Material shown:

>>

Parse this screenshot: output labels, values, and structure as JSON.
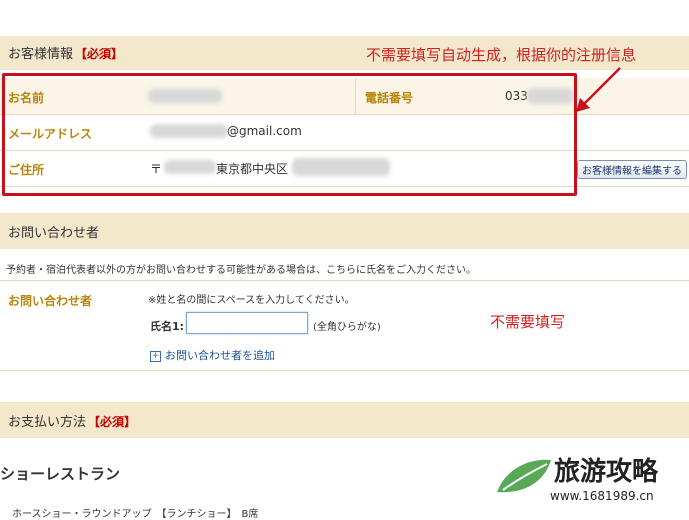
{
  "customer_info": {
    "title": "お客様情報",
    "required": "【必須】",
    "name_label": "お名前",
    "phone_label": "電話番号",
    "phone_value": "033",
    "email_label": "メールアドレス",
    "email_value": "@gmail.com",
    "address_label": "ご住所",
    "postal_mark": "〒",
    "address_value": "東京都中央区",
    "edit_button": "お客様情報を編集する"
  },
  "contact_person": {
    "title": "お問い合わせ者",
    "description": "予約者・宿泊代表者以外の方がお問い合わせする可能性がある場合は、こちらに氏名をご入力ください。",
    "label": "お問い合わせ者",
    "note": "※姓と名の間にスペースを入力してください。",
    "name_field_label": "氏名1:",
    "name_field_value": "",
    "name_field_hint": "(全角ひらがな)",
    "add_link": "お問い合わせ者を追加"
  },
  "payment": {
    "title": "お支払い方法",
    "required": "【必須】"
  },
  "show_restaurant": {
    "title": "ショーレストラン",
    "item_text": "ホースショー・ラウンドアップ　【ランチショー】　B席"
  },
  "annotations": {
    "auto_generated": "不需要填写自动生成，根据你的注册信息",
    "no_need": "不需要填写"
  },
  "watermark": {
    "brand": "旅游攻略",
    "url": "www.1681989.cn"
  },
  "colors": {
    "section_bg": "#f3e7cc",
    "label_gold": "#b8860b",
    "annotation_red": "#d21f1f",
    "required_red": "#cc0000"
  }
}
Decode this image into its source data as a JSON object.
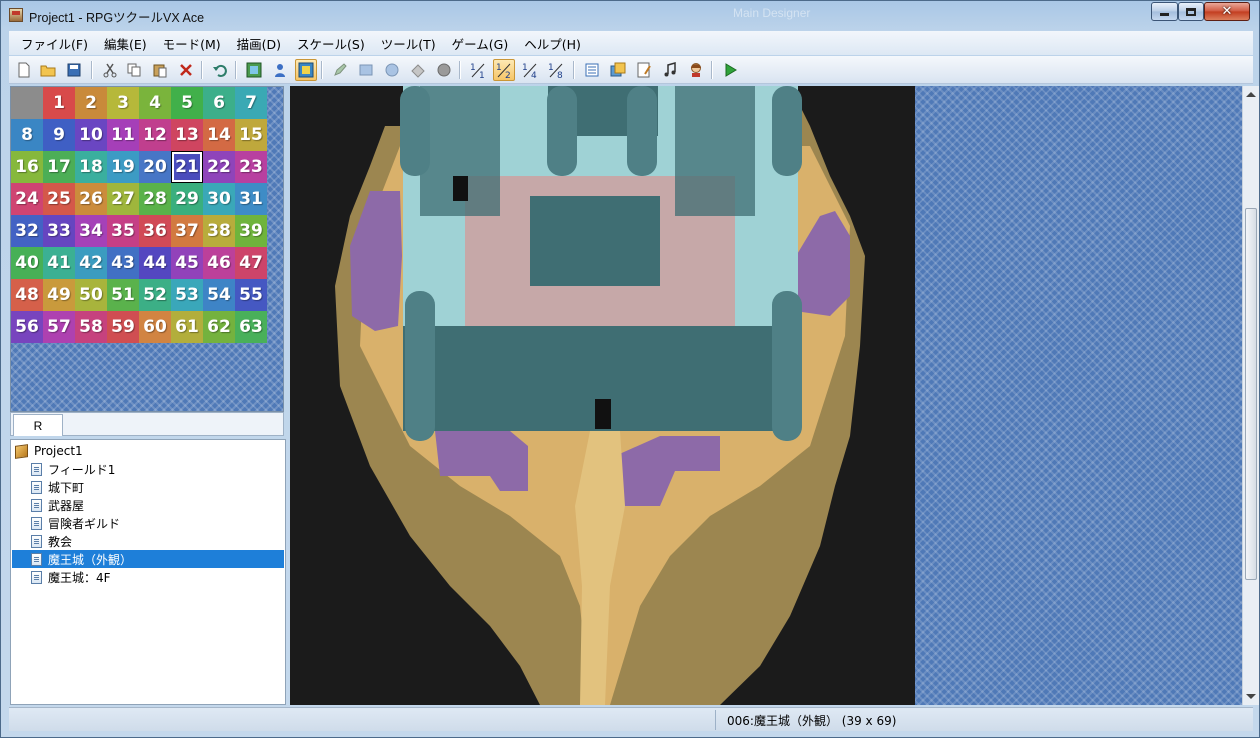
{
  "window": {
    "title": "Project1 - RPGツクールVX Ace",
    "background_watermark": "Main Designer",
    "controls": {
      "minimize": "minimize",
      "maximize": "maximize",
      "close": "✕"
    }
  },
  "menu": [
    "ファイル(F)",
    "編集(E)",
    "モード(M)",
    "描画(D)",
    "スケール(S)",
    "ツール(T)",
    "ゲーム(G)",
    "ヘルプ(H)"
  ],
  "toolbar": {
    "icons": [
      "new-project-icon",
      "open-project-icon",
      "save-project-icon",
      "cut-icon",
      "copy-icon",
      "paste-icon",
      "delete-icon",
      "undo-icon",
      "map-mode-icon",
      "event-mode-icon",
      "region-mode-icon",
      "pencil-icon",
      "rectangle-icon",
      "ellipse-icon",
      "fill-icon",
      "shadow-pen-icon",
      "scale-1-1-icon",
      "scale-1-2-icon",
      "scale-1-4-icon",
      "scale-1-8-icon",
      "database-icon",
      "resource-manager-icon",
      "script-editor-icon",
      "sound-test-icon",
      "character-generator-icon",
      "playtest-icon"
    ],
    "scale_labels": [
      "1/1",
      "1/2",
      "1/4",
      "1/8"
    ],
    "active": [
      "region-mode-icon",
      "scale-1-2-icon"
    ]
  },
  "palette": {
    "region_tiles": [
      "",
      "1",
      "2",
      "3",
      "4",
      "5",
      "6",
      "7",
      "8",
      "9",
      "10",
      "11",
      "12",
      "13",
      "14",
      "15",
      "16",
      "17",
      "18",
      "19",
      "20",
      "21",
      "22",
      "23",
      "24",
      "25",
      "26",
      "27",
      "28",
      "29",
      "30",
      "31",
      "32",
      "33",
      "34",
      "35",
      "36",
      "37",
      "38",
      "39",
      "40",
      "41",
      "42",
      "43",
      "44",
      "45",
      "46",
      "47",
      "48",
      "49",
      "50",
      "51",
      "52",
      "53",
      "54",
      "55",
      "56",
      "57",
      "58",
      "59",
      "60",
      "61",
      "62",
      "63"
    ],
    "selected_tile": "21",
    "tile_colors": [
      "#8c8c8c",
      "#d84a4a",
      "#c98a3a",
      "#b6b83a",
      "#7ab43c",
      "#41b04a",
      "#3caf8a",
      "#3aa9b4",
      "#3a86c4",
      "#3f5fc4",
      "#6a46c2",
      "#a53fb8",
      "#c03f8e",
      "#cf4560",
      "#d36a44",
      "#bfa83c",
      "#86b83c",
      "#4cae56",
      "#3aaf9e",
      "#3c9bc4",
      "#4776c6",
      "#4a4cbc",
      "#8f44ba",
      "#b840a0",
      "#cf4472",
      "#d4584a",
      "#cb8c3c",
      "#9fb63c",
      "#5ab24a",
      "#3aaf7e",
      "#3aa8b8",
      "#3e8cc6",
      "#4362c4",
      "#6645c0",
      "#a541b8",
      "#c53f86",
      "#d14a56",
      "#d27a40",
      "#b8ac3c",
      "#6fb43c",
      "#47b056",
      "#3bb093",
      "#3b9cc0",
      "#4170c4",
      "#5447c0",
      "#9242ba",
      "#bc409a",
      "#cd446a",
      "#d5604a",
      "#c99a3c",
      "#a8b43c",
      "#5ab24c",
      "#3caf86",
      "#3aa7ba",
      "#3e84c6",
      "#4558c2",
      "#7844be",
      "#ae41b0",
      "#c6427e",
      "#d04e52",
      "#d18442",
      "#b2ae3c",
      "#74b23e",
      "#49b05a"
    ]
  },
  "tabs": {
    "r_label": "R"
  },
  "map_tree": {
    "items": [
      {
        "label": "Project1",
        "type": "root"
      },
      {
        "label": "フィールド1",
        "type": "map"
      },
      {
        "label": "城下町",
        "type": "map"
      },
      {
        "label": "武器屋",
        "type": "map"
      },
      {
        "label": "冒険者ギルド",
        "type": "map"
      },
      {
        "label": "教会",
        "type": "map"
      },
      {
        "label": "魔王城（外観）",
        "type": "map",
        "selected": true
      },
      {
        "label": "魔王城：4F",
        "type": "map"
      }
    ]
  },
  "map_view": {
    "description_colors": {
      "void": "#1b1b1b",
      "sand": "#d9b16b",
      "cliff": "#9c8650",
      "castle_wall": "#3f6e73",
      "roof": "#9fd2d5",
      "floor": "#c6a8a8",
      "poison": "#8d6aa8"
    }
  },
  "status": {
    "map_info": "006:魔王城（外観） (39 x 69)"
  }
}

<<

Job: Make a word-for-word copy of the entries, without any pictures.

Response for this exercise:
Parse this screenshot: output labels, values, and structure as JSON.
{
  "customer_info": {
    "title": "お客様情報",
    "required": "【必須】",
    "name_label": "お名前",
    "phone_label": "電話番号",
    "phone_value": "033",
    "email_label": "メールアドレス",
    "email_value": "@gmail.com",
    "address_label": "ご住所",
    "postal_mark": "〒",
    "address_value": "東京都中央区",
    "edit_button": "お客様情報を編集する"
  },
  "contact_person": {
    "title": "お問い合わせ者",
    "description": "予約者・宿泊代表者以外の方がお問い合わせする可能性がある場合は、こちらに氏名をご入力ください。",
    "label": "お問い合わせ者",
    "note": "※姓と名の間にスペースを入力してください。",
    "name_field_label": "氏名1:",
    "name_field_value": "",
    "name_field_hint": "(全角ひらがな)",
    "add_link": "お問い合わせ者を追加"
  },
  "payment": {
    "title": "お支払い方法",
    "required": "【必須】"
  },
  "show_restaurant": {
    "title": "ショーレストラン",
    "item_text": "ホースショー・ラウンドアップ　【ランチショー】　B席"
  },
  "annotations": {
    "auto_generated": "不需要填写自动生成，根据你的注册信息",
    "no_need": "不需要填写"
  },
  "watermark": {
    "brand": "旅游攻略",
    "url": "www.1681989.cn"
  },
  "colors": {
    "section_bg": "#f3e7cc",
    "label_gold": "#b8860b",
    "annotation_red": "#d21f1f",
    "required_red": "#cc0000"
  }
}
Decode this image into its source data as a JSON object.
{
  "window": {
    "title": "Project1 - RPGツクールVX Ace",
    "background_watermark": "Main Designer",
    "controls": {
      "minimize": "minimize",
      "maximize": "maximize",
      "close": "✕"
    }
  },
  "menu": [
    "ファイル(F)",
    "編集(E)",
    "モード(M)",
    "描画(D)",
    "スケール(S)",
    "ツール(T)",
    "ゲーム(G)",
    "ヘルプ(H)"
  ],
  "toolbar": {
    "icons": [
      "new-project-icon",
      "open-project-icon",
      "save-project-icon",
      "cut-icon",
      "copy-icon",
      "paste-icon",
      "delete-icon",
      "undo-icon",
      "map-mode-icon",
      "event-mode-icon",
      "region-mode-icon",
      "pencil-icon",
      "rectangle-icon",
      "ellipse-icon",
      "fill-icon",
      "shadow-pen-icon",
      "scale-1-1-icon",
      "scale-1-2-icon",
      "scale-1-4-icon",
      "scale-1-8-icon",
      "database-icon",
      "resource-manager-icon",
      "script-editor-icon",
      "sound-test-icon",
      "character-generator-icon",
      "playtest-icon"
    ],
    "scale_labels": [
      "1/1",
      "1/2",
      "1/4",
      "1/8"
    ],
    "active": [
      "region-mode-icon",
      "scale-1-2-icon"
    ]
  },
  "palette": {
    "region_tiles": [
      "",
      "1",
      "2",
      "3",
      "4",
      "5",
      "6",
      "7",
      "8",
      "9",
      "10",
      "11",
      "12",
      "13",
      "14",
      "15",
      "16",
      "17",
      "18",
      "19",
      "20",
      "21",
      "22",
      "23",
      "24",
      "25",
      "26",
      "27",
      "28",
      "29",
      "30",
      "31",
      "32",
      "33",
      "34",
      "35",
      "36",
      "37",
      "38",
      "39",
      "40",
      "41",
      "42",
      "43",
      "44",
      "45",
      "46",
      "47",
      "48",
      "49",
      "50",
      "51",
      "52",
      "53",
      "54",
      "55",
      "56",
      "57",
      "58",
      "59",
      "60",
      "61",
      "62",
      "63"
    ],
    "selected_tile": "21",
    "tile_colors": [
      "#8c8c8c",
      "#d84a4a",
      "#c98a3a",
      "#b6b83a",
      "#7ab43c",
      "#41b04a",
      "#3caf8a",
      "#3aa9b4",
      "#3a86c4",
      "#3f5fc4",
      "#6a46c2",
      "#a53fb8",
      "#c03f8e",
      "#cf4560",
      "#d36a44",
      "#bfa83c",
      "#86b83c",
      "#4cae56",
      "#3aaf9e",
      "#3c9bc4",
      "#4776c6",
      "#4a4cbc",
      "#8f44ba",
      "#b840a0",
      "#cf4472",
      "#d4584a",
      "#cb8c3c",
      "#9fb63c",
      "#5ab24a",
      "#3aaf7e",
      "#3aa8b8",
      "#3e8cc6",
      "#4362c4",
      "#6645c0",
      "#a541b8",
      "#c53f86",
      "#d14a56",
      "#d27a40",
      "#b8ac3c",
      "#6fb43c",
      "#47b056",
      "#3bb093",
      "#3b9cc0",
      "#4170c4",
      "#5447c0",
      "#9242ba",
      "#bc409a",
      "#cd446a",
      "#d5604a",
      "#c99a3c",
      "#a8b43c",
      "#5ab24c",
      "#3caf86",
      "#3aa7ba",
      "#3e84c6",
      "#4558c2",
      "#7844be",
      "#ae41b0",
      "#c6427e",
      "#d04e52",
      "#d18442",
      "#b2ae3c",
      "#74b23e",
      "#49b05a"
    ]
  },
  "tabs": {
    "r_label": "R"
  },
  "map_tree": {
    "items": [
      {
        "label": "Project1",
        "type": "root"
      },
      {
        "label": "フィールド1",
        "type": "map"
      },
      {
        "label": "城下町",
        "type": "map"
      },
      {
        "label": "武器屋",
        "type": "map"
      },
      {
        "label": "冒険者ギルド",
        "type": "map"
      },
      {
        "label": "教会",
        "type": "map"
      },
      {
        "label": "魔王城（外観）",
        "type": "map",
        "selected": true
      },
      {
        "label": "魔王城：4F",
        "type": "map"
      }
    ]
  },
  "map_view": {
    "description_colors": {
      "void": "#1b1b1b",
      "sand": "#d9b16b",
      "cliff": "#9c8650",
      "castle_wall": "#3f6e73",
      "roof": "#9fd2d5",
      "floor": "#c6a8a8",
      "poison": "#8d6aa8"
    }
  },
  "status": {
    "map_info": "006:魔王城（外観） (39 x 69)"
  }
}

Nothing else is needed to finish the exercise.